▶ DATASET ROWS:
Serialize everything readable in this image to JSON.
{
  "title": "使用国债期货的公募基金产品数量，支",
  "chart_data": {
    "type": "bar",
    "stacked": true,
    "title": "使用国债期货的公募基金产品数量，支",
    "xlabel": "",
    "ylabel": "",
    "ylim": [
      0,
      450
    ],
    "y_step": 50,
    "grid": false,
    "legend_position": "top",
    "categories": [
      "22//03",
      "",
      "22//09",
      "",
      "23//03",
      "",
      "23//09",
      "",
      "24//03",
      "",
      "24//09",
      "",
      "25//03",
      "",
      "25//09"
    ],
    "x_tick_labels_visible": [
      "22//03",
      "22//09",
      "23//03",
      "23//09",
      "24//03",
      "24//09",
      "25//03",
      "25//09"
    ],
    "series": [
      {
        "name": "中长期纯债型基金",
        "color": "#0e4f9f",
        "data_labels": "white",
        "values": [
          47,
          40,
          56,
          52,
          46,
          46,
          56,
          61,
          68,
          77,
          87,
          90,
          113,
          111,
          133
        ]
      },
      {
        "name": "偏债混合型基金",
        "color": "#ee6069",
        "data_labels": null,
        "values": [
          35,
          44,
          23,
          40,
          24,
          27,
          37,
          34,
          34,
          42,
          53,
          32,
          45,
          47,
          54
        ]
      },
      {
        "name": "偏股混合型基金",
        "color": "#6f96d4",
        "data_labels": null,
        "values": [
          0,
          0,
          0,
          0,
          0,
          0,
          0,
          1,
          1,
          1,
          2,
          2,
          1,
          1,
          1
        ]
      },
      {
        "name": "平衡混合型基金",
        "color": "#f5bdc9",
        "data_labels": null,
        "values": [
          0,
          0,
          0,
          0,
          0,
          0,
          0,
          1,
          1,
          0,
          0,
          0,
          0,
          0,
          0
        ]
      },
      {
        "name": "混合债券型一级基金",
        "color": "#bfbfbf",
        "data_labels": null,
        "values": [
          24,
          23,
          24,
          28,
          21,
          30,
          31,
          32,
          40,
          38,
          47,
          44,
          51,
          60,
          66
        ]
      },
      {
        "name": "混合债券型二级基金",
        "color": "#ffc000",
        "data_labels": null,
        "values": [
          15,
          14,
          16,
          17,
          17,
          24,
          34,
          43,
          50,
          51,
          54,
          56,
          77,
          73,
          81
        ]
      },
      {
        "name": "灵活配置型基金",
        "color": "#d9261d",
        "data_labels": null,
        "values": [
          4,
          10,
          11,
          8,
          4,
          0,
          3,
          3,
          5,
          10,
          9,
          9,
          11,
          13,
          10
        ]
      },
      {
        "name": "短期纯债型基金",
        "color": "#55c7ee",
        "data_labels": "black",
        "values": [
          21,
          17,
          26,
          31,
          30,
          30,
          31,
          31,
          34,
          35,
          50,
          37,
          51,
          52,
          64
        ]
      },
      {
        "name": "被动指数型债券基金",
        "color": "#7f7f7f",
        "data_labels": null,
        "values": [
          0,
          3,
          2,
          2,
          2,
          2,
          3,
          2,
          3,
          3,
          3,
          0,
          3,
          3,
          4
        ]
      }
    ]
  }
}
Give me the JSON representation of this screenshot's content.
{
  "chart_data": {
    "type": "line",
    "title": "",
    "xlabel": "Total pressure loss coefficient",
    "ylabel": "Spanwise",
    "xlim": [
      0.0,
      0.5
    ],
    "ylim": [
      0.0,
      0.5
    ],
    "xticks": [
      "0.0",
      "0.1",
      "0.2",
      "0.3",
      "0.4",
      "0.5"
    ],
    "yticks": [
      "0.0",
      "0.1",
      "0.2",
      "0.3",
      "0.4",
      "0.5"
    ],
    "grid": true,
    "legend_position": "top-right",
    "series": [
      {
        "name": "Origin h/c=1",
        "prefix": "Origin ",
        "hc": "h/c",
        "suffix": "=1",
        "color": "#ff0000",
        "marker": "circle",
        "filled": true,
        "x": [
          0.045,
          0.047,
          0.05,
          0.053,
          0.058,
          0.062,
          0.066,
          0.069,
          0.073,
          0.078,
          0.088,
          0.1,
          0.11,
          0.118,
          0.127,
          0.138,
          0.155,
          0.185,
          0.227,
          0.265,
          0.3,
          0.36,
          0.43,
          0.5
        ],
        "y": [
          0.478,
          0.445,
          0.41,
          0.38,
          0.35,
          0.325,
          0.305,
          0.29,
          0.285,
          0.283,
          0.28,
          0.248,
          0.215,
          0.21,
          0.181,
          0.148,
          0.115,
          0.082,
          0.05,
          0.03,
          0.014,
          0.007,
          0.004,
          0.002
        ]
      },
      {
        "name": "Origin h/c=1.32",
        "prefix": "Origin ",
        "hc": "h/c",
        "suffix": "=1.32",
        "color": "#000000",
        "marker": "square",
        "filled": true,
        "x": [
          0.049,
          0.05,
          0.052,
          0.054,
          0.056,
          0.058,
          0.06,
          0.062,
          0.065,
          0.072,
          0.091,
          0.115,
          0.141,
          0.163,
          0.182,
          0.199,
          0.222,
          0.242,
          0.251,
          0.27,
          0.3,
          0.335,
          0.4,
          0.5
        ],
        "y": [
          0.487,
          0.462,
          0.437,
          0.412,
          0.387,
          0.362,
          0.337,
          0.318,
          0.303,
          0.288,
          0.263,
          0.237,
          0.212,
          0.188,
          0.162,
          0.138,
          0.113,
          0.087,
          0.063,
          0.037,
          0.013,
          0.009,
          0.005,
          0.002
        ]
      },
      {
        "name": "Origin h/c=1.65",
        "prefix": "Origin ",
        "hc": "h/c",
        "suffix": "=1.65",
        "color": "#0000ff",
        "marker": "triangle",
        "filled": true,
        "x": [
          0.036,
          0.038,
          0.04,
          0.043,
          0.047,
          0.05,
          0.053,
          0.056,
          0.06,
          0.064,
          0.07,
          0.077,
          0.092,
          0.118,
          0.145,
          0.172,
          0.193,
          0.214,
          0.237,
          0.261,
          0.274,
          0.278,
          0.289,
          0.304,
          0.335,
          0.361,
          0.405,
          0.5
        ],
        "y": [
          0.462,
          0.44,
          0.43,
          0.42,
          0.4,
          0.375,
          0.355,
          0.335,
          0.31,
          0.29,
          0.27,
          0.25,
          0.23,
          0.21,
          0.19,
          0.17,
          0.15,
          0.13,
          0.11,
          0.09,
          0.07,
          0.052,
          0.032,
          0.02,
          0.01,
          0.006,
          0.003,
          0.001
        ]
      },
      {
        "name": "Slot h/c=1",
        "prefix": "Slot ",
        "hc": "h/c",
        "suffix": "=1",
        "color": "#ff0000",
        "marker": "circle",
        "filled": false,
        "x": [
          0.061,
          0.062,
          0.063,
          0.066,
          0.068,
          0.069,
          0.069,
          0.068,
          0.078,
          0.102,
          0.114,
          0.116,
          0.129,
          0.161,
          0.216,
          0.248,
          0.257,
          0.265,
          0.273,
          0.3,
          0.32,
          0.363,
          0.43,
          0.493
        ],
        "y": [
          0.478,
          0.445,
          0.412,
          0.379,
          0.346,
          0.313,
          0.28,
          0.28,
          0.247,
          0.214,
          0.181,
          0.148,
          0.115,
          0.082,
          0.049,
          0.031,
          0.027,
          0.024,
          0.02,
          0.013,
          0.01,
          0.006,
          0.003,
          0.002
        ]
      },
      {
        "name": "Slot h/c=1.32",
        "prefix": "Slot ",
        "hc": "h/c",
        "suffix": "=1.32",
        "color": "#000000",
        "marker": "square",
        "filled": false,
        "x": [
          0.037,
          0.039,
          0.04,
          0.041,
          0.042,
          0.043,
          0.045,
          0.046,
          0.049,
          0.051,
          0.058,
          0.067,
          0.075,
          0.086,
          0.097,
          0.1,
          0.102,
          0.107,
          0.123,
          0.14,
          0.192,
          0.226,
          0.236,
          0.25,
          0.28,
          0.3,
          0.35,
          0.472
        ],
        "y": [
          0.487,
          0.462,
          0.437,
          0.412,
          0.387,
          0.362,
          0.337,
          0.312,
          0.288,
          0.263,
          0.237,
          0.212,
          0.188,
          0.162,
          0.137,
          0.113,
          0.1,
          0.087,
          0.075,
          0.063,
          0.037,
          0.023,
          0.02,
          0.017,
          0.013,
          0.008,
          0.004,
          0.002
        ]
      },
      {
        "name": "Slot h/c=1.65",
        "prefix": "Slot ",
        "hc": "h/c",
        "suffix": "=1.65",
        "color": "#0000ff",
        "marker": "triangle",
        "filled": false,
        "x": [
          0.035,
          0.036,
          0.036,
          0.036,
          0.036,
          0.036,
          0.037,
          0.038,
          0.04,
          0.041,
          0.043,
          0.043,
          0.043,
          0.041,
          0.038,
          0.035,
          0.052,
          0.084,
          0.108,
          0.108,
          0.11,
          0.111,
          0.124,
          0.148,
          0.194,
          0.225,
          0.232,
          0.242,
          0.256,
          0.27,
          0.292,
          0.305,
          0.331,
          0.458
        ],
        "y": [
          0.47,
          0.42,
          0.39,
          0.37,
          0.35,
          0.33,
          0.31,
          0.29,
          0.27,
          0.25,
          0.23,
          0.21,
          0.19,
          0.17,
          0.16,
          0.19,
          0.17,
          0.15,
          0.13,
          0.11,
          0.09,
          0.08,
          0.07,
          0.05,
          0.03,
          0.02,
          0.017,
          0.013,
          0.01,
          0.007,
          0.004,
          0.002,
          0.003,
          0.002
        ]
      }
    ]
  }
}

▶ EXERCISE BRIEF: Find how many of the lines above have the word "使用国债期货的公募基金产品数量" in them. State only that number.

▶ PROBLEM SOLUTION: 2